▶ Material provided
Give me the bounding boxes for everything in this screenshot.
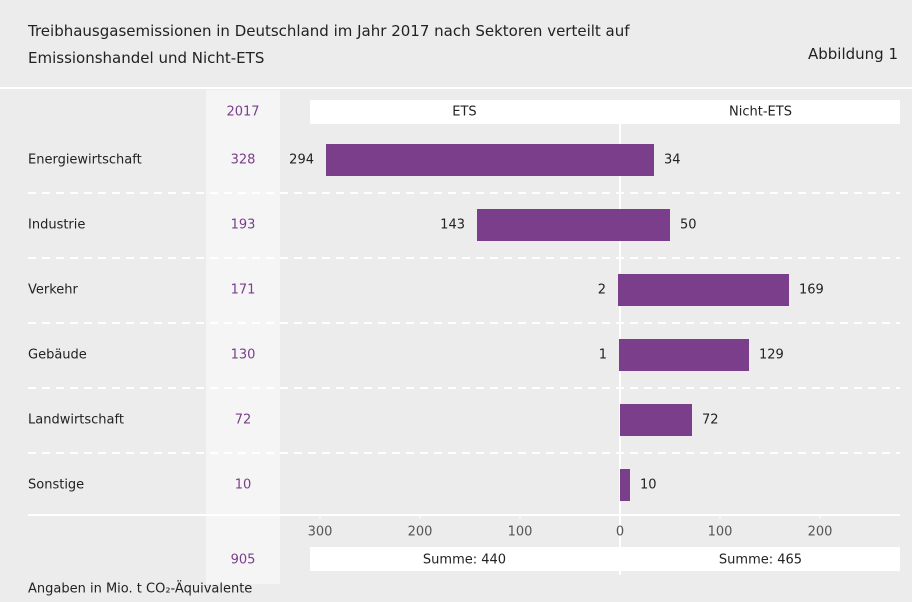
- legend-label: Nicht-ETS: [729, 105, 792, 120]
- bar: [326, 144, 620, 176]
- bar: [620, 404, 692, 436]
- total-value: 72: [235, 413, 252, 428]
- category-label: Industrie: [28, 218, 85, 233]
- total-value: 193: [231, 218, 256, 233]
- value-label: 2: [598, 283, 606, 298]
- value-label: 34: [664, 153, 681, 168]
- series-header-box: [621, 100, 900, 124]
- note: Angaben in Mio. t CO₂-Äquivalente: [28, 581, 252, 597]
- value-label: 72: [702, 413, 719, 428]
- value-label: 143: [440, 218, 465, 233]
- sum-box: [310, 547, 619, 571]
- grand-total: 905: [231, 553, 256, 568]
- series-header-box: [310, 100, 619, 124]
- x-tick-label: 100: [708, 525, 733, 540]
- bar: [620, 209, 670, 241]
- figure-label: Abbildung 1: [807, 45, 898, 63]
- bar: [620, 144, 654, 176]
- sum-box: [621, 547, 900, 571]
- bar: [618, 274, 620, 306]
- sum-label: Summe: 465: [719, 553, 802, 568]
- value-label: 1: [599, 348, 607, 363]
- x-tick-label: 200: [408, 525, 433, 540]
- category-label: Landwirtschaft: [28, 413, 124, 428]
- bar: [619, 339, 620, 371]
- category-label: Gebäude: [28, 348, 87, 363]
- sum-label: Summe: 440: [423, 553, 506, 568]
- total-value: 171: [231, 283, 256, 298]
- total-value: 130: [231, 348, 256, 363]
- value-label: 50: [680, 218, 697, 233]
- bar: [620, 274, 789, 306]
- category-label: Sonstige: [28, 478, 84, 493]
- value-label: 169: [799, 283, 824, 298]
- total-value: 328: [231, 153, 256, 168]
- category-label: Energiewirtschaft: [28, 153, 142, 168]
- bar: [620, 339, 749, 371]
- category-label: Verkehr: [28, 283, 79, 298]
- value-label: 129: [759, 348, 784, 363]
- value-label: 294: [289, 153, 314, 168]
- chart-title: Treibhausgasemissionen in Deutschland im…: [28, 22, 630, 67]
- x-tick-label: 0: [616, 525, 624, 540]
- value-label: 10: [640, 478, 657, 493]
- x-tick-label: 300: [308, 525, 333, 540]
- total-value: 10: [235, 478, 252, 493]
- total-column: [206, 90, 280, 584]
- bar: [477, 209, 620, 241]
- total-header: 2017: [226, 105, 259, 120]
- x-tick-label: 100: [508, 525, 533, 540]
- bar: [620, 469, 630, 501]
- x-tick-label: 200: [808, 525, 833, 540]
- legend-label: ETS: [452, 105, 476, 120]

▶ Written instruction
Copy verbatim from the data every line beginning at the one that contains "- legend-label: Nicht-ETS: [729, 105, 792, 120]" and continuing through the one that contains "- series-header-box: [621, 100, 900, 124]", with both of those lines included.

▶ Exercise solution
- legend-label: Nicht-ETS: [729, 105, 792, 120]
- bar: [326, 144, 620, 176]
- bar: [620, 404, 692, 436]
- total-value: 72: [235, 413, 252, 428]
- category-label: Industrie: [28, 218, 85, 233]
- total-value: 193: [231, 218, 256, 233]
- value-label: 2: [598, 283, 606, 298]
- value-label: 34: [664, 153, 681, 168]
- series-header-box: [621, 100, 900, 124]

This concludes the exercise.